Goal: Transcribe all of the data below verbatim, keeping every line in its original order.
* BEGIN Provided information *
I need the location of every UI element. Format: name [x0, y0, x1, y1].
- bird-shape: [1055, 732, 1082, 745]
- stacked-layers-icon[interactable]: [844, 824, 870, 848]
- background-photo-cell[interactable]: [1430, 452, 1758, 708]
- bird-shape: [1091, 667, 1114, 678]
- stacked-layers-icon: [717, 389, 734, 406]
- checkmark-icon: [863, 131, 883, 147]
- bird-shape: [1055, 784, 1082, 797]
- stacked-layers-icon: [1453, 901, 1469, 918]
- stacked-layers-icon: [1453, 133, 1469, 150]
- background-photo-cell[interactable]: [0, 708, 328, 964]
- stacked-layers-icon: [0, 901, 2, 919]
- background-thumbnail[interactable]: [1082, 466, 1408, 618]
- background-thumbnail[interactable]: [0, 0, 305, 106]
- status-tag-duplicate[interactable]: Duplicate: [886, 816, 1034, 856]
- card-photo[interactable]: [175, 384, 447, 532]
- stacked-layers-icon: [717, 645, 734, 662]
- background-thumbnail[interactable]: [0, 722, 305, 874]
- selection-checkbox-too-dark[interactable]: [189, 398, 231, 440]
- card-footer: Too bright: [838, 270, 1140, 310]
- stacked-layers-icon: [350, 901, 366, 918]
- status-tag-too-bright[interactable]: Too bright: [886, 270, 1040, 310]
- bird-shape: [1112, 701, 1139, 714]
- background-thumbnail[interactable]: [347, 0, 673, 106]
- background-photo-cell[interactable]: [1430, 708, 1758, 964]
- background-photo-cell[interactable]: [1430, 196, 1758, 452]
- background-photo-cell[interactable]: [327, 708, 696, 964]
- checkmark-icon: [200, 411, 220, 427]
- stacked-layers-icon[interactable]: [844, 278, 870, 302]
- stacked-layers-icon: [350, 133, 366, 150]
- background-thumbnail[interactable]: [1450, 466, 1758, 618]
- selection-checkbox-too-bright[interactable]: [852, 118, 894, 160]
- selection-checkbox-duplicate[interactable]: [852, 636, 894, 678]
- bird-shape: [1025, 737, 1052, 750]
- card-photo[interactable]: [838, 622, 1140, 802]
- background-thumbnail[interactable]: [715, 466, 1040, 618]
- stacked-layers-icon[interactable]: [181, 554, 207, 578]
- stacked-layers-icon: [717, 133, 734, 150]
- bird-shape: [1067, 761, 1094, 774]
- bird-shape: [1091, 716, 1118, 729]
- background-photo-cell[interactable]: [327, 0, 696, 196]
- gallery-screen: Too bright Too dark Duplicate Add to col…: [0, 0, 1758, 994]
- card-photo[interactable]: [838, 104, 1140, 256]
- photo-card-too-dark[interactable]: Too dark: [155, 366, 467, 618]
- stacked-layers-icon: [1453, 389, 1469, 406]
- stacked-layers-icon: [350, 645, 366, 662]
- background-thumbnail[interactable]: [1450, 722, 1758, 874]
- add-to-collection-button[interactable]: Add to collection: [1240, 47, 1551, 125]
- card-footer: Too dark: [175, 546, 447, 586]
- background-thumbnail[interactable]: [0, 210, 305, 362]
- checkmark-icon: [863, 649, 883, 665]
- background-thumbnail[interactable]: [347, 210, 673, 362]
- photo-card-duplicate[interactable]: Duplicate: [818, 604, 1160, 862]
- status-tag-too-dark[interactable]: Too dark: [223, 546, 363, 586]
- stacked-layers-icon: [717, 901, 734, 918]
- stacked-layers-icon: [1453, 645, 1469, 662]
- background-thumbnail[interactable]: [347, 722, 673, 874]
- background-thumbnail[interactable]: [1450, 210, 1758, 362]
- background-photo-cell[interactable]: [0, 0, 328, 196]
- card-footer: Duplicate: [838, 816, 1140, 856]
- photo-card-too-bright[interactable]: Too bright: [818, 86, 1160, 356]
* END Provided information *
Expected answer:
I need the location of every UI element. Format: name [x0, y0, x1, y1].
- bird-shape: [1055, 732, 1082, 745]
- stacked-layers-icon[interactable]: [844, 824, 870, 848]
- background-photo-cell[interactable]: [1430, 452, 1758, 708]
- bird-shape: [1091, 667, 1114, 678]
- stacked-layers-icon: [717, 389, 734, 406]
- checkmark-icon: [863, 131, 883, 147]
- bird-shape: [1055, 784, 1082, 797]
- stacked-layers-icon: [1453, 901, 1469, 918]
- stacked-layers-icon: [1453, 133, 1469, 150]
- background-photo-cell[interactable]: [0, 708, 328, 964]
- stacked-layers-icon: [0, 901, 2, 919]
- background-thumbnail[interactable]: [1082, 466, 1408, 618]
- background-thumbnail[interactable]: [0, 0, 305, 106]
- status-tag-duplicate[interactable]: Duplicate: [886, 816, 1034, 856]
- card-photo[interactable]: [175, 384, 447, 532]
- stacked-layers-icon: [717, 645, 734, 662]
- background-thumbnail[interactable]: [0, 722, 305, 874]
- selection-checkbox-too-dark[interactable]: [189, 398, 231, 440]
- card-footer: Too bright: [838, 270, 1140, 310]
- stacked-layers-icon: [350, 901, 366, 918]
- status-tag-too-bright[interactable]: Too bright: [886, 270, 1040, 310]
- bird-shape: [1112, 701, 1139, 714]
- background-thumbnail[interactable]: [347, 0, 673, 106]
- background-photo-cell[interactable]: [1430, 708, 1758, 964]
- background-photo-cell[interactable]: [1430, 196, 1758, 452]
- background-photo-cell[interactable]: [327, 708, 696, 964]
- checkmark-icon: [200, 411, 220, 427]
- stacked-layers-icon[interactable]: [844, 278, 870, 302]
- stacked-layers-icon: [350, 133, 366, 150]
- background-thumbnail[interactable]: [1450, 466, 1758, 618]
- selection-checkbox-too-bright[interactable]: [852, 118, 894, 160]
- selection-checkbox-duplicate[interactable]: [852, 636, 894, 678]
- bird-shape: [1025, 737, 1052, 750]
- card-photo[interactable]: [838, 622, 1140, 802]
- background-thumbnail[interactable]: [715, 466, 1040, 618]
- stacked-layers-icon[interactable]: [181, 554, 207, 578]
- stacked-layers-icon: [717, 133, 734, 150]
- bird-shape: [1067, 761, 1094, 774]
- bird-shape: [1091, 716, 1118, 729]
- background-photo-cell[interactable]: [327, 0, 696, 196]
- gallery-screen: Too bright Too dark Duplicate Add to col…: [0, 0, 1758, 994]
- card-photo[interactable]: [838, 104, 1140, 256]
- photo-card-too-dark[interactable]: Too dark: [155, 366, 467, 618]
- stacked-layers-icon: [1453, 389, 1469, 406]
- stacked-layers-icon: [350, 645, 366, 662]
- background-thumbnail[interactable]: [1450, 722, 1758, 874]
- add-to-collection-button[interactable]: Add to collection: [1240, 47, 1551, 125]
- card-footer: Too dark: [175, 546, 447, 586]
- background-thumbnail[interactable]: [0, 210, 305, 362]
- checkmark-icon: [863, 649, 883, 665]
- background-thumbnail[interactable]: [347, 210, 673, 362]
- photo-card-duplicate[interactable]: Duplicate: [818, 604, 1160, 862]
- status-tag-too-dark[interactable]: Too dark: [223, 546, 363, 586]
- stacked-layers-icon: [717, 901, 734, 918]
- stacked-layers-icon: [1453, 645, 1469, 662]
- background-thumbnail[interactable]: [347, 722, 673, 874]
- background-thumbnail[interactable]: [1450, 210, 1758, 362]
- background-photo-cell[interactable]: [0, 0, 328, 196]
- card-footer: Duplicate: [838, 816, 1140, 856]
- photo-card-too-bright[interactable]: Too bright: [818, 86, 1160, 356]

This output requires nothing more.